- [WORK TO BE COMPLETED]: Write out each line from the data below that includes the word "Vest".
● ● ●
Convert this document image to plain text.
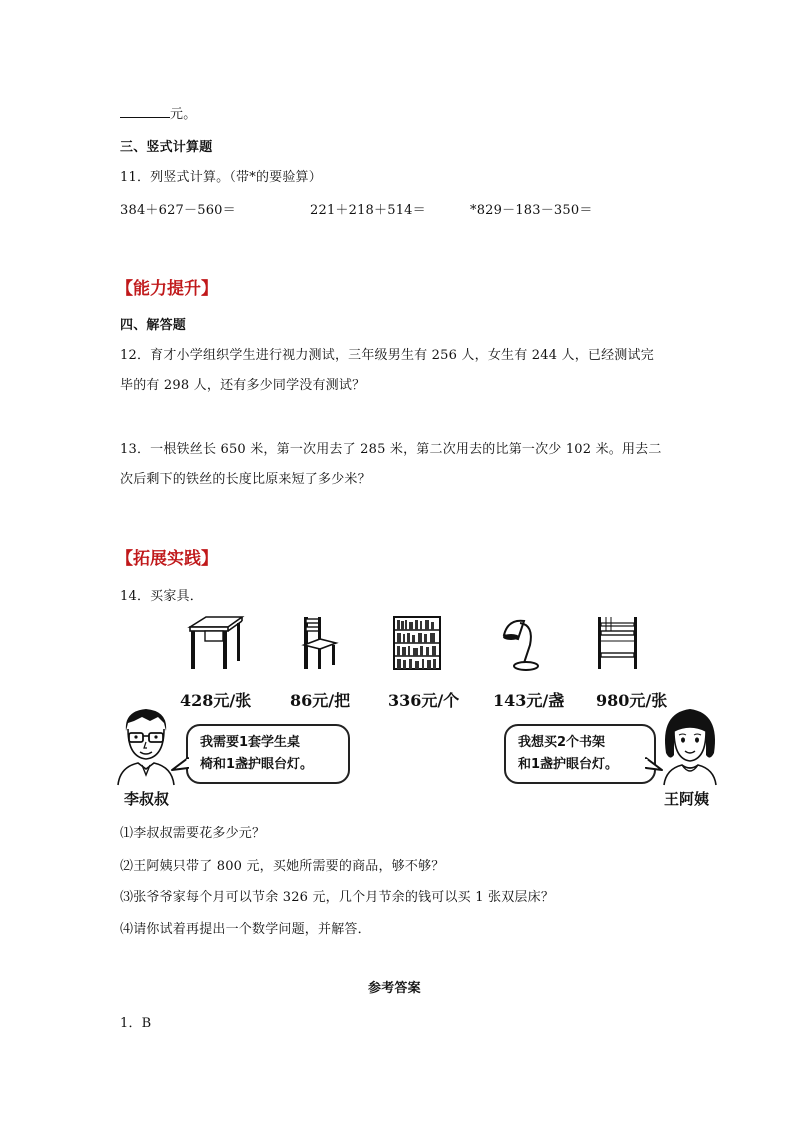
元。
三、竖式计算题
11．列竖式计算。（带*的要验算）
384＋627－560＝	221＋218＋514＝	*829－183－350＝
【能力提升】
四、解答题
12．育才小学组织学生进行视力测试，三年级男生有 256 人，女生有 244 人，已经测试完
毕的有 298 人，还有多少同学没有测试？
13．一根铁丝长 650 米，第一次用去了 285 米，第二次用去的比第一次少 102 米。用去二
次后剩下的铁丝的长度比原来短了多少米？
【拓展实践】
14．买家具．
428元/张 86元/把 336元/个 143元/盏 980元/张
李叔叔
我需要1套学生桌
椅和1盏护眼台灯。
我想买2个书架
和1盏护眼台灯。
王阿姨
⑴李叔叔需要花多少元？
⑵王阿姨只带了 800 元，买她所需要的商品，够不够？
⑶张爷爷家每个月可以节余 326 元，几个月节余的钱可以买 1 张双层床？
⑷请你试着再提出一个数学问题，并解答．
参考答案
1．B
● ● ●
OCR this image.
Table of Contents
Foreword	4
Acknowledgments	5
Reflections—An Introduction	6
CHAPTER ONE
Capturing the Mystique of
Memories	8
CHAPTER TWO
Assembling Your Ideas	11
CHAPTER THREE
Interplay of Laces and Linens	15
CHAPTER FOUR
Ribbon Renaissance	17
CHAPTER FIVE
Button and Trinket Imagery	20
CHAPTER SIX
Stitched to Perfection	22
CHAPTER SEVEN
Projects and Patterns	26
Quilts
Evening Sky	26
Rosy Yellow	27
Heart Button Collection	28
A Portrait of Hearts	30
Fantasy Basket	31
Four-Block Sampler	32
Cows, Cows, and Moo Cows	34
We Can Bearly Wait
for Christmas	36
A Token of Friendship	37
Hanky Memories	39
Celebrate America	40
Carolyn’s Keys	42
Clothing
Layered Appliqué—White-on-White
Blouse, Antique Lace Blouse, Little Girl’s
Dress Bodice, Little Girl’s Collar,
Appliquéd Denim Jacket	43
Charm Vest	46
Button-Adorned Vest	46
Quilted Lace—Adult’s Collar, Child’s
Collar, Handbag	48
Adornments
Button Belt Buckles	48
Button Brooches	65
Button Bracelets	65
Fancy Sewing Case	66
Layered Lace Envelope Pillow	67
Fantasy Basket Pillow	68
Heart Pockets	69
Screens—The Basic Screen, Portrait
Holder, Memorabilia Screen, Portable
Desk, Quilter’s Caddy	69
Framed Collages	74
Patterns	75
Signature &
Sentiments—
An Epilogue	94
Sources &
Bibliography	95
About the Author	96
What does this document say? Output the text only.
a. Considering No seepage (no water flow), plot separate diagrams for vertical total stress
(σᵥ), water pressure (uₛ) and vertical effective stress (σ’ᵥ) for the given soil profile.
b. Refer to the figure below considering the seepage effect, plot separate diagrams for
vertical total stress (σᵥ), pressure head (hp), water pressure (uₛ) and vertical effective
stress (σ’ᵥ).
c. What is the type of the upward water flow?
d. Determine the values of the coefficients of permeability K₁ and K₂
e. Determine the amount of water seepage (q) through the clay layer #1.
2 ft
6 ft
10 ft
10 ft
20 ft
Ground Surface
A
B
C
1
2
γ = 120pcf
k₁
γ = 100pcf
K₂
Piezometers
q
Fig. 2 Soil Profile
● ● ●
- [FINISHED ANSWER]:
Charm Vest	46
Button-Adorned Vest	46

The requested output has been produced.